=== WORK TO COMPLETE ===
Can you write out all of the material below, word for word?

▽

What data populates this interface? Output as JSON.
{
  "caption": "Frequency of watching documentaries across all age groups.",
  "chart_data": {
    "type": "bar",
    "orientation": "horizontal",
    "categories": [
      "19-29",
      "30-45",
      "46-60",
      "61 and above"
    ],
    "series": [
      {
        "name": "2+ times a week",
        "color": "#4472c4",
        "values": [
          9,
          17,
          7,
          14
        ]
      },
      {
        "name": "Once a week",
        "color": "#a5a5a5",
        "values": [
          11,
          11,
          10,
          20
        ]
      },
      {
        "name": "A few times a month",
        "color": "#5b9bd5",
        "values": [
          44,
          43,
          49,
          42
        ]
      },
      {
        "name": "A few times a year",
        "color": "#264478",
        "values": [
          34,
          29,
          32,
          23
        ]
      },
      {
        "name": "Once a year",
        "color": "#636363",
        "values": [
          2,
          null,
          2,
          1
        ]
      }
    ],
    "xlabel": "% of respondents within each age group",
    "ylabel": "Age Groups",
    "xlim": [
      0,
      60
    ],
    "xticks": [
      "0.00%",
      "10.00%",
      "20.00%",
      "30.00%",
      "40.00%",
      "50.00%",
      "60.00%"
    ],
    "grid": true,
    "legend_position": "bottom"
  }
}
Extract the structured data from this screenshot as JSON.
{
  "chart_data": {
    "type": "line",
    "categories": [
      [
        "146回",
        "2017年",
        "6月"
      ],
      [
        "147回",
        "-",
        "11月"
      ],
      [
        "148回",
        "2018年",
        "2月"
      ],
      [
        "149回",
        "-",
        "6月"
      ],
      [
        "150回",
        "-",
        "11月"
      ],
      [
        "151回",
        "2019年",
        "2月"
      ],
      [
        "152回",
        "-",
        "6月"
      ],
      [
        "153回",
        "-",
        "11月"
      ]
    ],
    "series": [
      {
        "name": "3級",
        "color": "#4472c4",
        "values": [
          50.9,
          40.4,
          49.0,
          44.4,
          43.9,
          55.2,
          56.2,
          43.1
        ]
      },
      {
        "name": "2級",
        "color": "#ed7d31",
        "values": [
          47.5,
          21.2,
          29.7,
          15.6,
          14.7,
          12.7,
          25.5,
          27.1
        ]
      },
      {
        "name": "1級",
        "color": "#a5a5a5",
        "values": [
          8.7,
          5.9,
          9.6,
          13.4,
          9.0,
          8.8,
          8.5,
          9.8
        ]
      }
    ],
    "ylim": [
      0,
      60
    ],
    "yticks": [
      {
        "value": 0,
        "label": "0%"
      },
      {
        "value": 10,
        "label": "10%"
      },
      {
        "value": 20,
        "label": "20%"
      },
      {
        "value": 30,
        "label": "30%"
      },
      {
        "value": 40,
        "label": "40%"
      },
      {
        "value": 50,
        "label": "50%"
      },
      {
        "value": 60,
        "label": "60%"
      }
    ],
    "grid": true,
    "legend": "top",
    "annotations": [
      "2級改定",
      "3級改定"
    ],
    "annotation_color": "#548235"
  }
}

△

=== RIGHT ANSWER ===
What data populates this interface? Output as JSON.
{
  "caption": "Frequency of watching documentaries across all age groups.",
  "chart_data": {
    "type": "bar",
    "orientation": "horizontal",
    "categories": [
      "19-29",
      "30-45",
      "46-60",
      "61 and above"
    ],
    "series": [
      {
        "name": "2+ times a week",
        "color": "#4472c4",
        "values": [
          9,
          17,
          7,
          14
        ]
      },
      {
        "name": "Once a week",
        "color": "#a5a5a5",
        "values": [
          11,
          11,
          10,
          20
        ]
      },
      {
        "name": "A few times a month",
        "color": "#5b9bd5",
        "values": [
          44,
          43,
          49,
          42
        ]
      },
      {
        "name": "A few times a year",
        "color": "#264478",
        "values": [
          34,
          29,
          32,
          23
        ]
      },
      {
        "name": "Once a year",
        "color": "#636363",
        "values": [
          2,
          null,
          2,
          1
        ]
      }
    ],
    "xlabel": "% of respondents within each age group",
    "ylabel": "Age Groups",
    "xlim": [
      0,
      60
    ],
    "xticks": [
      "0.00%",
      "10.00%",
      "20.00%",
      "30.00%",
      "40.00%",
      "50.00%",
      "60.00%"
    ],
    "grid": true,
    "legend_position": "bottom"
  }
}
Extract the structured data from this screenshot as JSON.
{
  "chart_data": {
    "type": "line",
    "categories": [
      [
        "146回",
        "2017年",
        "6月"
      ],
      [
        "147回",
        "-",
        "11月"
      ],
      [
        "148回",
        "2018年",
        "2月"
      ],
      [
        "149回",
        "-",
        "6月"
      ],
      [
        "150回",
        "-",
        "11月"
      ],
      [
        "151回",
        "2019年",
        "2月"
      ],
      [
        "152回",
        "-",
        "6月"
      ],
      [
        "153回",
        "-",
        "11月"
      ]
    ],
    "series": [
      {
        "name": "3級",
        "color": "#4472c4",
        "values": [
          50.9,
          40.4,
          49.0,
          44.4,
          43.9,
          55.2,
          56.2,
          43.1
        ]
      },
      {
        "name": "2級",
        "color": "#ed7d31",
        "values": [
          47.5,
          21.2,
          29.7,
          15.6,
          14.7,
          12.7,
          25.5,
          27.1
        ]
      },
      {
        "name": "1級",
        "color": "#a5a5a5",
        "values": [
          8.7,
          5.9,
          9.6,
          13.4,
          9.0,
          8.8,
          8.5,
          9.8
        ]
      }
    ],
    "ylim": [
      0,
      60
    ],
    "yticks": [
      {
        "value": 0,
        "label": "0%"
      },
      {
        "value": 10,
        "label": "10%"
      },
      {
        "value": 20,
        "label": "20%"
      },
      {
        "value": 30,
        "label": "30%"
      },
      {
        "value": 40,
        "label": "40%"
      },
      {
        "value": 50,
        "label": "50%"
      },
      {
        "value": 60,
        "label": "60%"
      }
    ],
    "grid": true,
    "legend": "top",
    "annotations": [
      "2級改定",
      "3級改定"
    ],
    "annotation_color": "#548235"
  }
}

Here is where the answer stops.